> _EXTRACT PROVIDED_:
++++
In October 2020, when the world was full of uncertainties, 8-year-old Naomi and her parents, Devin and Adelle, tested positive for the coronavirus that causes COVID-19 despite taking all the precautions they could to minimize potential exposures. The family quarantined for the recommended period, and thankfully, Naomi didn’t exhibit many symptoms.
A few weeks later, everything changed when Naomi began to have difficulty breathing and told her parents her “heart was hurting.” They rushed Naomi to a local hospital, where extensive tests determined that she had multisystem inflammatory syndrome in children (MIS-C), a severe complication that can present up to six weeks after contracting the COVID-19 virus. Naomi was diagnosed at five weeks and five days post-onset.
At the time, not much was known about MIS-C, so doctors recommended that Naomi be immediately transported to Johns Hopkins Children’s Center. Because of the severity of her illness, Naomi was taken by ambulance, and COVID-19 precautions prevented either parent from accompanying her.
At the Children’s Center, Naomi was immediately admitted to the pediatric intensive care unit (PICU) for close monitoring. She had a fever of over 104 degrees and became delirious. Devin and Adelle took turns visiting her.
“I sat by her bedside just praying for her because I really thought I was going to lose her,” Adelle recalls. “I knew this wasn’t just some cold that was going to go away on its own. This was very serious, and we didn’t know much about it.”
++++
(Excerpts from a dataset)
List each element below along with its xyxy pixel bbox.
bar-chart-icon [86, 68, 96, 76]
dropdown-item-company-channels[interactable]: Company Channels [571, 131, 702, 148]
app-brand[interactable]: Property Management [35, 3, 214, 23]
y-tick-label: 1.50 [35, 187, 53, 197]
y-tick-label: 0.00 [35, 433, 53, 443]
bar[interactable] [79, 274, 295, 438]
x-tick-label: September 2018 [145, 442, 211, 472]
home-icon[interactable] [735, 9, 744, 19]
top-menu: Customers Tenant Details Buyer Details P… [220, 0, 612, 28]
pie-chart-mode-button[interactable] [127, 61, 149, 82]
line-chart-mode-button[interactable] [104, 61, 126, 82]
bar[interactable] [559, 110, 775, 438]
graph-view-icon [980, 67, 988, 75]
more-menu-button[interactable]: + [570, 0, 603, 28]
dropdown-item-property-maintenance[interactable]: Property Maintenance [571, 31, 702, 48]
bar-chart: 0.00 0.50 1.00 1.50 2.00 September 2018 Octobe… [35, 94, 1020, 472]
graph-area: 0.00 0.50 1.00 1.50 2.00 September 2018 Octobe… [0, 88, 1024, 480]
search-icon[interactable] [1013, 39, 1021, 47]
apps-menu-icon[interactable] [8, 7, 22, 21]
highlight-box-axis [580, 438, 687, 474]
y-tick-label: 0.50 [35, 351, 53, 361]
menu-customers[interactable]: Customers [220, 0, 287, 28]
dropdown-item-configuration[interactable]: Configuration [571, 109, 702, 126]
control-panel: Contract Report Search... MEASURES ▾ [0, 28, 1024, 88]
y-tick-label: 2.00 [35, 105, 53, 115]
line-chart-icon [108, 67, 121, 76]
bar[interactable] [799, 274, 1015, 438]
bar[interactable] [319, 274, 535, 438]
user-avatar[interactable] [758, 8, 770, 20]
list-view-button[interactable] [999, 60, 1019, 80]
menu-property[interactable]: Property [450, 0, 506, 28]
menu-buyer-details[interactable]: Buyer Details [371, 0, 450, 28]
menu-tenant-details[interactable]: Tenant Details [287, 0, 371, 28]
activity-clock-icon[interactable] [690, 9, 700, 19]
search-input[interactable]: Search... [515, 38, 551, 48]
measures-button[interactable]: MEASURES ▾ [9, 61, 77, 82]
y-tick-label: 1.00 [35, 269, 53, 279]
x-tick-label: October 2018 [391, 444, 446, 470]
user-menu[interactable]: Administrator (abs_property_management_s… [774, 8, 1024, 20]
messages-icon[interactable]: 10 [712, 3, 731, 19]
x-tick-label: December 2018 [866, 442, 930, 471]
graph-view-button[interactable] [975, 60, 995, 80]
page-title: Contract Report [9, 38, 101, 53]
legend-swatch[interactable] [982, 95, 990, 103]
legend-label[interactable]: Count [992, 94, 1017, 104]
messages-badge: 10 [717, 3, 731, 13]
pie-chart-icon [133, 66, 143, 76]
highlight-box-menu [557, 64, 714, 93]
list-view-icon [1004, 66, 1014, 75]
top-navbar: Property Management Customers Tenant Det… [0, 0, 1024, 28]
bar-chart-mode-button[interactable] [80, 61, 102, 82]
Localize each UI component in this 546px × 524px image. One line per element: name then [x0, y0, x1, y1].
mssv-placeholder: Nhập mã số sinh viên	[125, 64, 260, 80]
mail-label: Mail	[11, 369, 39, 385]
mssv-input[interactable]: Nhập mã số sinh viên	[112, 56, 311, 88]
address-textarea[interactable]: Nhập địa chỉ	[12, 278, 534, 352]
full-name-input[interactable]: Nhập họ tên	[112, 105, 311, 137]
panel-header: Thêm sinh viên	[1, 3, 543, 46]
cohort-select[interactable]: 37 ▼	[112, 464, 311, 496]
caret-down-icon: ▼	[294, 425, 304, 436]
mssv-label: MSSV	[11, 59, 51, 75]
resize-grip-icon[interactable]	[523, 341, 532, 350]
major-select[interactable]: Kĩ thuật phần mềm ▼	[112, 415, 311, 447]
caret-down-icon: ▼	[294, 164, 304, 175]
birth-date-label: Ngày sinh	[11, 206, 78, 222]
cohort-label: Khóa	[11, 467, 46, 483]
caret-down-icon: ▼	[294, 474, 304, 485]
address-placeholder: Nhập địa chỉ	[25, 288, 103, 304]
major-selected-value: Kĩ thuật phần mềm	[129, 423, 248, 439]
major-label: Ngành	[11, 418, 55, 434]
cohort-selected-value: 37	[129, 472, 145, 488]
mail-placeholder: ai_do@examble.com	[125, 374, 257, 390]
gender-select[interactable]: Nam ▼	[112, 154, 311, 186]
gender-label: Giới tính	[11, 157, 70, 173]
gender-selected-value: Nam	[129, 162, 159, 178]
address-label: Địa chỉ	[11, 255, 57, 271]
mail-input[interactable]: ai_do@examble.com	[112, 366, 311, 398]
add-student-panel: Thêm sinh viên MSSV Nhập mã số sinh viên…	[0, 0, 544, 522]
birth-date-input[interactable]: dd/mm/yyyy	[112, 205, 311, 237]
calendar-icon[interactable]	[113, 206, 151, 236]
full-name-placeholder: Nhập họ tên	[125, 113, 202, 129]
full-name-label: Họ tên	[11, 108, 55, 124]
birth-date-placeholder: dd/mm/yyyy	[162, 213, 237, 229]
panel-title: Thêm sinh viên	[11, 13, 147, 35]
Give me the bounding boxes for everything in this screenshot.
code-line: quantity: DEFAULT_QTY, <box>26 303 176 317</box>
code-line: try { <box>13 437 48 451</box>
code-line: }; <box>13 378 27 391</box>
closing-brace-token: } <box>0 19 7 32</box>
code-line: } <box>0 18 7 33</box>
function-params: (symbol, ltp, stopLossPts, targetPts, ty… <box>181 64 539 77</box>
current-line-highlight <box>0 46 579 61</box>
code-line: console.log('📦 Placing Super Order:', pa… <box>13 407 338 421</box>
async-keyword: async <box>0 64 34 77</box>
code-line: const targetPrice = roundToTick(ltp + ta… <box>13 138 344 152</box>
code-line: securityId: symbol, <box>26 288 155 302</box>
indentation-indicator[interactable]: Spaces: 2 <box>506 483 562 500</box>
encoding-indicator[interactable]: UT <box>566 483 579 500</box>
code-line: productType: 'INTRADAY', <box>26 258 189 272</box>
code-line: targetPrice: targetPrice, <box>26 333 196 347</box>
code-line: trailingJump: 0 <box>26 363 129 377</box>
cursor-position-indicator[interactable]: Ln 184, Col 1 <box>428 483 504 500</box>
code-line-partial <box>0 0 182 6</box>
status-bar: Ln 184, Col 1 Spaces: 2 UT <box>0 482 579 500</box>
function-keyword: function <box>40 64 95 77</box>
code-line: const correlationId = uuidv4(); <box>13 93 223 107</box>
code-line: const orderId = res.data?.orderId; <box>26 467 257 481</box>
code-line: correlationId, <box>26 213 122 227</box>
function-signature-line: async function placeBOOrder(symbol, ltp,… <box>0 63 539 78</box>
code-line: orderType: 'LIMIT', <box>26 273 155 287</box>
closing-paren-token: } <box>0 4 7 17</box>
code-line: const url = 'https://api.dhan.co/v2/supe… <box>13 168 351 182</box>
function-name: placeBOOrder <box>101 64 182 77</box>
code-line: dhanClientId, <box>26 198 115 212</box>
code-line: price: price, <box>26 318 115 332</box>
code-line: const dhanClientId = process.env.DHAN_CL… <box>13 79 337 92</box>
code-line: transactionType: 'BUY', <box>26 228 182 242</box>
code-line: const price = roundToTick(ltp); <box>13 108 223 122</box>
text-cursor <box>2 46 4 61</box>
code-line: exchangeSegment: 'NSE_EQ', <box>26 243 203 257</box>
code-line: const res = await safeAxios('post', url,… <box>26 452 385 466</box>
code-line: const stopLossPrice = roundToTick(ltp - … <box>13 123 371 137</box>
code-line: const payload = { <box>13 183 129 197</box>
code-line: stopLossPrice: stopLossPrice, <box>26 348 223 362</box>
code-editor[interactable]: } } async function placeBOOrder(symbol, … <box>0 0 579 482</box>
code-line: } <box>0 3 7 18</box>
++++
> _QUESTIONS ON THE MATERIAL_:
1: Answer these questions from the account of Naomi's MIS-C illness:
(a) In what month and year did Naomi and her parents test positive for the coronavirus?
(b) How long after onset was Naomi diagnosed with MIS-C?
(c) How high was Naomi's fever in the pediatric intensive care unit?
2: Carry the account of Naomi's MIS-C illness forward from its final paragraph.

> _ANSWERS BELOW_:
1:
(a) October 2020
(b) Five weeks and five days
(c) Over 104 degrees

2:
Naomi received intravenous immunoglobulin therapy, which helps restore antibodies in the body, and her temperature fell. As she continued to improve, Eric Biondi, M.D., associate chief medical officer and director of the pediatric hospital medicine division, and his team took over her care.
Because of the inflammation caused by MIS-C, Naomi had to relearn to walk before being discharged. With the help of physical and occupational therapists, she regained her strength and returned home after nine days in the PICU.
Naomi is still followed by several Children’s Center specialists to monitor her for potential long-term effects from the MIS-C. She still occasionally experiences periods of shortened breath, but is otherwise healthy and loves to play soccer, jump off the high dive and spend time with friends.
“This was nothing short of a miracle,” Adelle says about her daughter’s recovery. “The doctors and nurses at Johns Hopkins Children’s Center gave us Naomi’s life back.”